Written exercise -> Identify each line in the records below that contains the word "Insert", and copy it.

(Entries from a dataset)
______________________________

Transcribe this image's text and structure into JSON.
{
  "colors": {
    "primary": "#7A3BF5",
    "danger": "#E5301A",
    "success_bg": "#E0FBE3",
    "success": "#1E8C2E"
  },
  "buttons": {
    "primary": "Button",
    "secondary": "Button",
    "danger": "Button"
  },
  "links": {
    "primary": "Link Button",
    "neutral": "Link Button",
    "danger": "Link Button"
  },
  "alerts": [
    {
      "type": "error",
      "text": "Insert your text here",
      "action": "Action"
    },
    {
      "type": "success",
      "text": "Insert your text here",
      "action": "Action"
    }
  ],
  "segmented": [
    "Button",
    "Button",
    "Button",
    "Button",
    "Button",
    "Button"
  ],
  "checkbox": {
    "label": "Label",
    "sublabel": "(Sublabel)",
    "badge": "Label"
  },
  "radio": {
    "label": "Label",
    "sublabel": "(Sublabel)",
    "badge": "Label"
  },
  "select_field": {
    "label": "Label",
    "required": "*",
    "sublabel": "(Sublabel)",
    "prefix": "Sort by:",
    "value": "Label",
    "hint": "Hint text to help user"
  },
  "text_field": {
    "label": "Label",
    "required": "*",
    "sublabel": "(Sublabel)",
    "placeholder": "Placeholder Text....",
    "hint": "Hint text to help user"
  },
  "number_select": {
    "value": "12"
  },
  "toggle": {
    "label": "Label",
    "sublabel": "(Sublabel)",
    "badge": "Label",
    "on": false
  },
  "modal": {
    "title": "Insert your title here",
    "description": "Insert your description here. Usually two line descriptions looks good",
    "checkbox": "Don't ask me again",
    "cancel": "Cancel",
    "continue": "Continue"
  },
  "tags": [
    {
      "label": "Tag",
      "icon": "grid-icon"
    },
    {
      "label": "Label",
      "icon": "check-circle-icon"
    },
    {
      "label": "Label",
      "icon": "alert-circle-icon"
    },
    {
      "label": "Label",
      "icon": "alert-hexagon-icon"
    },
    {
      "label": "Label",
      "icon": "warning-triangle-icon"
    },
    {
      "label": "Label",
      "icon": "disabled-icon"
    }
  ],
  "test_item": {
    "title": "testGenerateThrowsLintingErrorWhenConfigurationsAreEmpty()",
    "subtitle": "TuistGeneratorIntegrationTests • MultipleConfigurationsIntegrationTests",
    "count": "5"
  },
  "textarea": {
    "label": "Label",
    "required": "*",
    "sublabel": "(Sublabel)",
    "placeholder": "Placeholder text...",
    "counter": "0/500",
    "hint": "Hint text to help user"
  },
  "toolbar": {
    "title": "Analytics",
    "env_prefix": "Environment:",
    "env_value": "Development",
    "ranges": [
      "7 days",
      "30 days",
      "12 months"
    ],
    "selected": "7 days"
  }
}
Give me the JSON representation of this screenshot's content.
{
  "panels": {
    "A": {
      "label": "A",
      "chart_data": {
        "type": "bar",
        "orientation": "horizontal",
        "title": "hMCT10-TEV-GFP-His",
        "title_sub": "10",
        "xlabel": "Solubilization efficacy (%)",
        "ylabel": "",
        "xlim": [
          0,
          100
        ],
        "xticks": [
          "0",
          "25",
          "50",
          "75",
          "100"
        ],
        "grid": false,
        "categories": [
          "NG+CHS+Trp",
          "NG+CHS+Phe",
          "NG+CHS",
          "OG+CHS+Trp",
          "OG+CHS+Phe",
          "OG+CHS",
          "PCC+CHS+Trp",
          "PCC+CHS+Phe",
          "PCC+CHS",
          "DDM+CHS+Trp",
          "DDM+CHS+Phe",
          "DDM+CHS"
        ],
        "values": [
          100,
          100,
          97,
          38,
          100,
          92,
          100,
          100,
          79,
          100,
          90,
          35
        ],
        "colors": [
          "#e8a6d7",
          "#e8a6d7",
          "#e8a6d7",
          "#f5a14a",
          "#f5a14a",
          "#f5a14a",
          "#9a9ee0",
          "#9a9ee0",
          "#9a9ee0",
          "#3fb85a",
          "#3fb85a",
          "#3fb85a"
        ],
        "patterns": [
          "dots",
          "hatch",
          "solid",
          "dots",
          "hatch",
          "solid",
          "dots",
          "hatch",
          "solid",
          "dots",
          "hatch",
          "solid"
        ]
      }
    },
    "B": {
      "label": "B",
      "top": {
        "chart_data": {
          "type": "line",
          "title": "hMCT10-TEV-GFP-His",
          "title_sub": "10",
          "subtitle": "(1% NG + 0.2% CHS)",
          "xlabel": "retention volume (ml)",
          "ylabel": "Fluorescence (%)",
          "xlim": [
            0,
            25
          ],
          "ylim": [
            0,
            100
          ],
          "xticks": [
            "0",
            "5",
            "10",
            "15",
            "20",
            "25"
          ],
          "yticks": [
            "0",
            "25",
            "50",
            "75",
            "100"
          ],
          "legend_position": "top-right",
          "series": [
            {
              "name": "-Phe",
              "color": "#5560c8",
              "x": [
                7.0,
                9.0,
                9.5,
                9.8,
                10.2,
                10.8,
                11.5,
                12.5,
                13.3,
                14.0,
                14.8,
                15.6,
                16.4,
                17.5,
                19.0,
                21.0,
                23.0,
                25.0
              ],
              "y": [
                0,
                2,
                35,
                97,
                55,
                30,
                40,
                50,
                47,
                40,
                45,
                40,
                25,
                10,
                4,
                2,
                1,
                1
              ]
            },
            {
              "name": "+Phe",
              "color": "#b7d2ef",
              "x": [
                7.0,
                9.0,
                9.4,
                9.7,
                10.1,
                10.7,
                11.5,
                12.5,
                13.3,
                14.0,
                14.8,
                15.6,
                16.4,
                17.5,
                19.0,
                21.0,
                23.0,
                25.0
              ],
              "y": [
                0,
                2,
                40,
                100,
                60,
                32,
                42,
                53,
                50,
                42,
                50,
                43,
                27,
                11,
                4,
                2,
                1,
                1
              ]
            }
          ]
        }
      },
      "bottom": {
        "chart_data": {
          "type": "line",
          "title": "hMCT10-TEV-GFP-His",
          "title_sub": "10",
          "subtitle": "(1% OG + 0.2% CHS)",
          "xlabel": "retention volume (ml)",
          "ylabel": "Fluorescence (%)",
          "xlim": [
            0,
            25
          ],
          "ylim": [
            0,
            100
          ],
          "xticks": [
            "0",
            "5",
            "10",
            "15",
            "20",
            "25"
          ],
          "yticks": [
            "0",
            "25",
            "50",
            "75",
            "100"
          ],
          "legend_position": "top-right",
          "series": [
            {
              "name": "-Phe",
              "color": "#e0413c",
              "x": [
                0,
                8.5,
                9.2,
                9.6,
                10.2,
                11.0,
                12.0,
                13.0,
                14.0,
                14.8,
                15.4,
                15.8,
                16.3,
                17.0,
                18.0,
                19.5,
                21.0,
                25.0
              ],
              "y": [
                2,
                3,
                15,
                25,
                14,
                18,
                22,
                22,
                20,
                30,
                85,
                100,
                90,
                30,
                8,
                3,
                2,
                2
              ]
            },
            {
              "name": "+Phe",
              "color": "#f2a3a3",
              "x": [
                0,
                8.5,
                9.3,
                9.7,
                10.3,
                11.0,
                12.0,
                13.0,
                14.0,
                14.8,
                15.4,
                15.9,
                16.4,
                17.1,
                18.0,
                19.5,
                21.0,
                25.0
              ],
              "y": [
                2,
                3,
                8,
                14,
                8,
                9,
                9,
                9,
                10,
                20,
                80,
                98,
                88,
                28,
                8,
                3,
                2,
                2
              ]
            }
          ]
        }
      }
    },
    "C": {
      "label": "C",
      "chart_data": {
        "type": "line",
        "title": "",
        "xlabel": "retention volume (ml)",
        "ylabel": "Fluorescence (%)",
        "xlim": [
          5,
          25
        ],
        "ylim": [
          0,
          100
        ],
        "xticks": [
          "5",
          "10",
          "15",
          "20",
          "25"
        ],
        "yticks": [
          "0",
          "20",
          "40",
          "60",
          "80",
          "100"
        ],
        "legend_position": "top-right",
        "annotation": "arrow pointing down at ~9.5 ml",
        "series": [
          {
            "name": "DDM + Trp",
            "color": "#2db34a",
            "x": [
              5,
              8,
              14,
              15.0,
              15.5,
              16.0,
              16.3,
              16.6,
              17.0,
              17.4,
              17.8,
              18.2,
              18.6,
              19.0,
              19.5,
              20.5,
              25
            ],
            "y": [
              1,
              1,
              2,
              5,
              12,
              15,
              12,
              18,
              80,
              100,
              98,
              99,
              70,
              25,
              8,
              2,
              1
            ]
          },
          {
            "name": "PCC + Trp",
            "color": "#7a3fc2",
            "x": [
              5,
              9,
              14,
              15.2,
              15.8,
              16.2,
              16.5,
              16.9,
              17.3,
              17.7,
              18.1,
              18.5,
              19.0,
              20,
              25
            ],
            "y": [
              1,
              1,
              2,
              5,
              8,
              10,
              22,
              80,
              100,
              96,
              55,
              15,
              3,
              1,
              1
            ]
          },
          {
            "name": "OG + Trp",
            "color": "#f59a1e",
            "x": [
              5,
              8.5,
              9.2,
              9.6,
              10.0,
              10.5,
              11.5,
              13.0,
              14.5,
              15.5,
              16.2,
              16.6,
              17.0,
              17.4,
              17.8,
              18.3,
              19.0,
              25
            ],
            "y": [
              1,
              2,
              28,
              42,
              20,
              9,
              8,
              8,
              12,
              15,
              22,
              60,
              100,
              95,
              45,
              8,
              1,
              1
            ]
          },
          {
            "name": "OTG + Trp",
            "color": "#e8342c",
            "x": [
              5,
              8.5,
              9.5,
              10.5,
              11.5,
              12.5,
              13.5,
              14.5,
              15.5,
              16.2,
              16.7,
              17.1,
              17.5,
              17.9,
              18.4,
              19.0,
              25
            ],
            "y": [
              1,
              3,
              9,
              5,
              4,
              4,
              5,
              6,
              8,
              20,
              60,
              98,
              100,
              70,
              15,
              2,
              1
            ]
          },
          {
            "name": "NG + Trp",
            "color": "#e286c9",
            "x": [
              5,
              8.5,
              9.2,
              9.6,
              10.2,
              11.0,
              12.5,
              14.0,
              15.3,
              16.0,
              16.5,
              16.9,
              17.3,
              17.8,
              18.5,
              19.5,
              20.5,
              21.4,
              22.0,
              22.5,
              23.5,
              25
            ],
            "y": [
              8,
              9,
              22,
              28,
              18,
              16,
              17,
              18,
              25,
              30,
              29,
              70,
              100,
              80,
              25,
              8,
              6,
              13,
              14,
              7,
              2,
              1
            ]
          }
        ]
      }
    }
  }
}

______________________________

Reply to the exercise ->
      "text": "Insert your text here",
      "text": "Insert your text here",
    "title": "Insert your title here",
    "description": "Insert your description here. Usually two line descriptions looks good",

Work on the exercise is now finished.